- Exercise brief:
Return the full listing exactly as it is written.

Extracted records
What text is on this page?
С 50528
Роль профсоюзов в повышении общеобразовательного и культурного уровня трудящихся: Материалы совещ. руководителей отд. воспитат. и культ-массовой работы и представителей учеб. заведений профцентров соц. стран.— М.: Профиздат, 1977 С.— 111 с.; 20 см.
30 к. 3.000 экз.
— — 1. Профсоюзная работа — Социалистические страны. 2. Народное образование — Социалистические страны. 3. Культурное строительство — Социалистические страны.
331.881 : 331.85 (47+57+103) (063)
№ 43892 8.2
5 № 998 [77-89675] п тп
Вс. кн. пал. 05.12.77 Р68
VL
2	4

- Expected output:
What text is on this page?
С 50528
Роль профсоюзов в повышении общеобразовательного и культурного уровня трудящихся: Материалы совещ. руководителей отд. воспитат. и культ-массовой работы и представителей учеб. заведений профцентров соц. стран.— М.: Профиздат, 1977 С.— 111 с.; 20 см.
30 к. 3.000 экз.
— — 1. Профсоюзная работа — Социалистические страны. 2. Народное образование — Социалистические страны. 3. Культурное строительство — Социалистические страны.
331.881 : 331.85 (47+57+103) (063)
№ 43892 8.2
5 № 998 [77-89675] п тп
Вс. кн. пал. 05.12.77 Р68
VL
2	4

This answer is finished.